- _Task requirements_: Please retype the data exactly, from the line containing "Text: 3.2 km" down to the line containing "Point: [23, 46, 35, 55]", both included.

- _Listing_:
====

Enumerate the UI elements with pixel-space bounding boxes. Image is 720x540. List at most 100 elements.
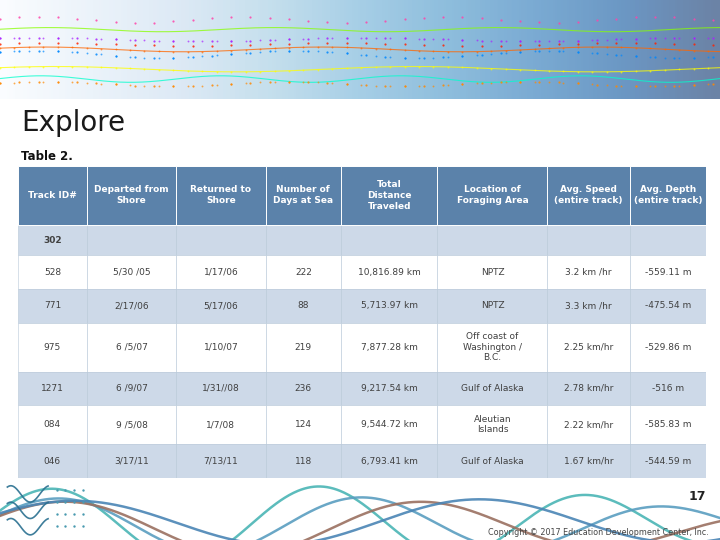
Text: 3.2 km /hr: 3.2 km /hr: [565, 267, 612, 276]
Text: 236: 236: [294, 384, 312, 393]
Point: [591, 36, 603, 44]
Point: [91, 39, 102, 48]
Point: [283, 66, 294, 75]
Point: [707, 40, 719, 49]
Point: [356, 50, 367, 59]
Point: [456, 80, 468, 89]
Text: 1/31//08: 1/31//08: [202, 384, 240, 393]
Point: [644, 34, 656, 43]
Point: [0, 48, 6, 56]
Point: [601, 43, 613, 51]
Point: [66, 34, 78, 43]
Point: [616, 35, 627, 44]
Point: [125, 52, 136, 61]
Text: 118: 118: [294, 456, 312, 465]
Point: [630, 82, 642, 91]
Point: [297, 66, 309, 75]
Point: [81, 63, 92, 71]
Point: [630, 35, 642, 43]
Point: [23, 46, 35, 55]
Bar: [341, 289, 438, 323]
Text: Table 2.: Table 2.: [22, 150, 73, 163]
Point: [399, 62, 410, 71]
Point: [649, 53, 661, 62]
Text: 10,816.89 km: 10,816.89 km: [358, 267, 420, 276]
Point: [0, 44, 6, 52]
Point: [37, 62, 49, 71]
Point: [413, 62, 425, 71]
Point: [168, 17, 179, 26]
Text: Aleutian
Islands: Aleutian Islands: [474, 415, 511, 435]
Point: [659, 82, 670, 91]
Point: [341, 64, 353, 72]
Text: -544.59 m: -544.59 m: [644, 456, 691, 465]
Point: [269, 47, 280, 56]
Text: 5,713.97 km: 5,713.97 km: [361, 301, 418, 310]
Point: [283, 15, 294, 24]
Point: [52, 33, 63, 42]
Point: [269, 44, 280, 52]
Point: [264, 47, 276, 56]
Point: [649, 39, 661, 48]
Point: [129, 53, 140, 62]
Point: [644, 66, 656, 75]
Bar: [630, 372, 706, 406]
Point: [688, 64, 699, 73]
Point: [245, 40, 256, 49]
Bar: [176, 255, 266, 289]
Point: [668, 53, 680, 62]
Point: [81, 49, 92, 58]
Bar: [266, 372, 341, 406]
Point: [206, 42, 217, 50]
Point: [688, 53, 699, 62]
Point: [528, 77, 540, 86]
Bar: [341, 323, 438, 372]
Point: [591, 39, 603, 48]
Point: [668, 13, 680, 22]
Bar: [438, 225, 547, 255]
Point: [139, 36, 150, 45]
Point: [356, 80, 367, 89]
Point: [125, 64, 136, 73]
Text: -475.54 m: -475.54 m: [644, 301, 691, 310]
Point: [442, 81, 454, 90]
Point: [91, 50, 102, 58]
Point: [327, 79, 338, 87]
Point: [630, 35, 642, 43]
Point: [125, 36, 136, 44]
Point: [110, 35, 122, 44]
Point: [23, 33, 35, 42]
Point: [370, 33, 382, 42]
Point: [60, 498, 71, 507]
Point: [399, 15, 410, 24]
Point: [442, 48, 454, 56]
Bar: [438, 289, 547, 323]
Point: [302, 78, 314, 86]
Point: [153, 36, 165, 45]
Point: [197, 37, 208, 45]
Point: [456, 52, 468, 60]
Point: [153, 53, 165, 62]
Bar: [630, 444, 706, 478]
Point: [225, 79, 237, 88]
Point: [71, 48, 83, 57]
Point: [283, 39, 294, 48]
Point: [601, 81, 613, 90]
Point: [534, 37, 545, 45]
Point: [659, 45, 670, 53]
Point: [0, 34, 6, 43]
Point: [66, 48, 78, 57]
Point: [591, 80, 603, 89]
Point: [630, 82, 642, 91]
Point: [0, 63, 6, 72]
Bar: [341, 166, 438, 225]
Point: [81, 44, 92, 52]
Point: [630, 39, 642, 48]
Point: [514, 77, 526, 86]
Point: [707, 79, 719, 88]
Text: 2/17/06: 2/17/06: [114, 301, 149, 310]
Point: [110, 40, 122, 49]
Point: [206, 51, 217, 60]
Point: [341, 18, 353, 27]
Point: [495, 42, 507, 50]
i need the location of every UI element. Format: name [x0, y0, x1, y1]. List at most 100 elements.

====

- _Answer to this exercise_:
Text: 3.2 km /hr: 3.2 km /hr: [565, 267, 612, 276]
Text: 236: 236: [294, 384, 312, 393]
Point: [591, 36, 603, 44]
Point: [91, 39, 102, 48]
Point: [283, 66, 294, 75]
Point: [707, 40, 719, 49]
Point: [356, 50, 367, 59]
Point: [456, 80, 468, 89]
Text: 1/31//08: 1/31//08: [202, 384, 240, 393]
Point: [644, 34, 656, 43]
Point: [0, 48, 6, 56]
Point: [601, 43, 613, 51]
Point: [66, 34, 78, 43]
Point: [616, 35, 627, 44]
Point: [125, 52, 136, 61]
Text: 118: 118: [294, 456, 312, 465]
Point: [630, 82, 642, 91]
Point: [297, 66, 309, 75]
Point: [81, 63, 92, 71]
Point: [630, 35, 642, 43]
Point: [23, 46, 35, 55]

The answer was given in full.